• _What is needed_
Repeat the data below exactly, dropping any pictures it holds.

• _Records for the task_
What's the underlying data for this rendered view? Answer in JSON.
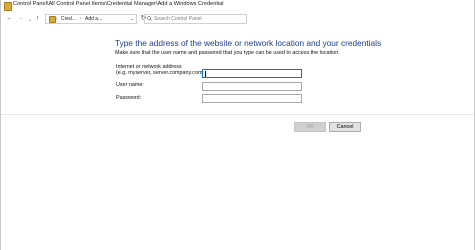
{
  "window": {
    "title": "Control Panel\\All Control Panel Items\\Credential Manager\\Add a Windows Credential"
  },
  "nav": {
    "back_icon": "←",
    "forward_icon": "→",
    "recent_icon": "⌄",
    "up_icon": "↑",
    "refresh_icon": "↻"
  },
  "address": {
    "segments": [
      "Cred...",
      "Add a..."
    ],
    "separator": "›",
    "dropdown": "⌄"
  },
  "search": {
    "placeholder": "Search Control Panel"
  },
  "form": {
    "heading": "Type the address of the website or network location and your credentials",
    "subtext": "Make sure that the user name and password that you type can be used to access the location.",
    "address_label_line1": "Internet or network address",
    "address_label_line2": "(e.g. myserver, server.company.com):",
    "address_value": "",
    "username_label": "User name:",
    "username_value": "",
    "password_label": "Password:",
    "password_value": ""
  },
  "buttons": {
    "ok": "OK",
    "cancel": "Cancel"
  },
  "colors": {
    "heading": "#1e3d8f",
    "focus_border": "#0078d7"
  }
}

• _Full solution_
What's the underlying data for this rendered view? Answer in JSON.
{
  "window": {
    "title": "Control Panel\\All Control Panel Items\\Credential Manager\\Add a Windows Credential"
  },
  "nav": {
    "back_icon": "←",
    "forward_icon": "→",
    "recent_icon": "⌄",
    "up_icon": "↑",
    "refresh_icon": "↻"
  },
  "address": {
    "segments": [
      "Cred...",
      "Add a..."
    ],
    "separator": "›",
    "dropdown": "⌄"
  },
  "search": {
    "placeholder": "Search Control Panel"
  },
  "form": {
    "heading": "Type the address of the website or network location and your credentials",
    "subtext": "Make sure that the user name and password that you type can be used to access the location.",
    "address_label_line1": "Internet or network address",
    "address_label_line2": "(e.g. myserver, server.company.com):",
    "address_value": "",
    "username_label": "User name:",
    "username_value": "",
    "password_label": "Password:",
    "password_value": ""
  },
  "buttons": {
    "ok": "OK",
    "cancel": "Cancel"
  },
  "colors": {
    "heading": "#1e3d8f",
    "focus_border": "#0078d7"
  }
}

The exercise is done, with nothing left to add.